Exercise brief: Go through the records underneath and write each one out again exactly.

(Entries from a dataset)

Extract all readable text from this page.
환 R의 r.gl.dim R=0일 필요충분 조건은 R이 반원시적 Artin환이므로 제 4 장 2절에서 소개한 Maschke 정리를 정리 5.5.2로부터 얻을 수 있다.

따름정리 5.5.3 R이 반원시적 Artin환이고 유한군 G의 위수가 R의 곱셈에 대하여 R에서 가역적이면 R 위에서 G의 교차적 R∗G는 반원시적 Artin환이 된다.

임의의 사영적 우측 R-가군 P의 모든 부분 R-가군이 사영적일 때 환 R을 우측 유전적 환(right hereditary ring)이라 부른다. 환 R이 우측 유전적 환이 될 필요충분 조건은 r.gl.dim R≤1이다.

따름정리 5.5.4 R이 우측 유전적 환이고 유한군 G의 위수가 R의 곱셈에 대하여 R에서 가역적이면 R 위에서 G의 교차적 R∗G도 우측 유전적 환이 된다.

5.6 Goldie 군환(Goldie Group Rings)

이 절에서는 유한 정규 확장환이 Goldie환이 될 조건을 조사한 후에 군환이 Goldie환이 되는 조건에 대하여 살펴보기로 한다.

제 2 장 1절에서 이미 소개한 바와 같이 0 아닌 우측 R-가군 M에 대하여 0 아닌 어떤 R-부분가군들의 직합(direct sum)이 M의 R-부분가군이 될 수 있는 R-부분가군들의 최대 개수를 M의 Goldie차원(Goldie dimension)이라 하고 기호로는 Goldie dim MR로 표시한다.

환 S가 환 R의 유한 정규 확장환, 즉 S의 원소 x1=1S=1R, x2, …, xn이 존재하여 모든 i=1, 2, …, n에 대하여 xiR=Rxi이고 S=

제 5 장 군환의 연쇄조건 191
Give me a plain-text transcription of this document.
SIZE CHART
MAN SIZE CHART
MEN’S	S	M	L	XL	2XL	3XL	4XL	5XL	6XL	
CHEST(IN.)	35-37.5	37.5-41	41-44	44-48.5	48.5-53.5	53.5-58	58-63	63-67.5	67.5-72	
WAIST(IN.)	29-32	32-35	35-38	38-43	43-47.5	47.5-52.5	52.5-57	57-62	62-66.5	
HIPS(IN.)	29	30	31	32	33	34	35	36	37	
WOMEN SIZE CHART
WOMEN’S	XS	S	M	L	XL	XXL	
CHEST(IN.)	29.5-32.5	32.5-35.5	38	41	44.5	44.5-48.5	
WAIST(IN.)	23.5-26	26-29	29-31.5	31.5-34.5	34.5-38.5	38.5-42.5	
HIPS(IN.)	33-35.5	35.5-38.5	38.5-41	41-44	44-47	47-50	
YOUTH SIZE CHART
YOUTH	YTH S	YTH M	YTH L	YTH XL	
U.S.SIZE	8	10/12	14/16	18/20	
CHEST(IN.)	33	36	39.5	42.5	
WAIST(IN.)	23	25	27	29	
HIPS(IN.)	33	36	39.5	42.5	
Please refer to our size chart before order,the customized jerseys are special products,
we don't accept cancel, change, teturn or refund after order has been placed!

Solution to the problem:
Extract all readable text from this page.
환 R의 r.gl.dim R=0일 필요충분 조건은 R이 반원시적 Artin환이므로 제 4 장 2절에서 소개한 Maschke 정리를 정리 5.5.2로부터 얻을 수 있다.

따름정리 5.5.3 R이 반원시적 Artin환이고 유한군 G의 위수가 R의 곱셈에 대하여 R에서 가역적이면 R 위에서 G의 교차적 R∗G는 반원시적 Artin환이 된다.

임의의 사영적 우측 R-가군 P의 모든 부분 R-가군이 사영적일 때 환 R을 우측 유전적 환(right hereditary ring)이라 부른다. 환 R이 우측 유전적 환이 될 필요충분 조건은 r.gl.dim R≤1이다.

따름정리 5.5.4 R이 우측 유전적 환이고 유한군 G의 위수가 R의 곱셈에 대하여 R에서 가역적이면 R 위에서 G의 교차적 R∗G도 우측 유전적 환이 된다.

5.6 Goldie 군환(Goldie Group Rings)

이 절에서는 유한 정규 확장환이 Goldie환이 될 조건을 조사한 후에 군환이 Goldie환이 되는 조건에 대하여 살펴보기로 한다.

제 2 장 1절에서 이미 소개한 바와 같이 0 아닌 우측 R-가군 M에 대하여 0 아닌 어떤 R-부분가군들의 직합(direct sum)이 M의 R-부분가군이 될 수 있는 R-부분가군들의 최대 개수를 M의 Goldie차원(Goldie dimension)이라 하고 기호로는 Goldie dim MR로 표시한다.

환 S가 환 R의 유한 정규 확장환, 즉 S의 원소 x1=1S=1R, x2, …, xn이 존재하여 모든 i=1, 2, …, n에 대하여 xiR=Rxi이고 S=

제 5 장 군환의 연쇄조건 191
Give me a plain-text transcription of this document.
SIZE CHART
MAN SIZE CHART
MEN’S	S	M	L	XL	2XL	3XL	4XL	5XL	6XL	
CHEST(IN.)	35-37.5	37.5-41	41-44	44-48.5	48.5-53.5	53.5-58	58-63	63-67.5	67.5-72	
WAIST(IN.)	29-32	32-35	35-38	38-43	43-47.5	47.5-52.5	52.5-57	57-62	62-66.5	
HIPS(IN.)	29	30	31	32	33	34	35	36	37	
WOMEN SIZE CHART
WOMEN’S	XS	S	M	L	XL	XXL	
CHEST(IN.)	29.5-32.5	32.5-35.5	38	41	44.5	44.5-48.5	
WAIST(IN.)	23.5-26	26-29	29-31.5	31.5-34.5	34.5-38.5	38.5-42.5	
HIPS(IN.)	33-35.5	35.5-38.5	38.5-41	41-44	44-47	47-50	
YOUTH SIZE CHART
YOUTH	YTH S	YTH M	YTH L	YTH XL	
U.S.SIZE	8	10/12	14/16	18/20	
CHEST(IN.)	33	36	39.5	42.5	
WAIST(IN.)	23	25	27	29	
HIPS(IN.)	33	36	39.5	42.5	
Please refer to our size chart before order,the customized jerseys are special products,
we don't accept cancel, change, teturn or refund after order has been placed!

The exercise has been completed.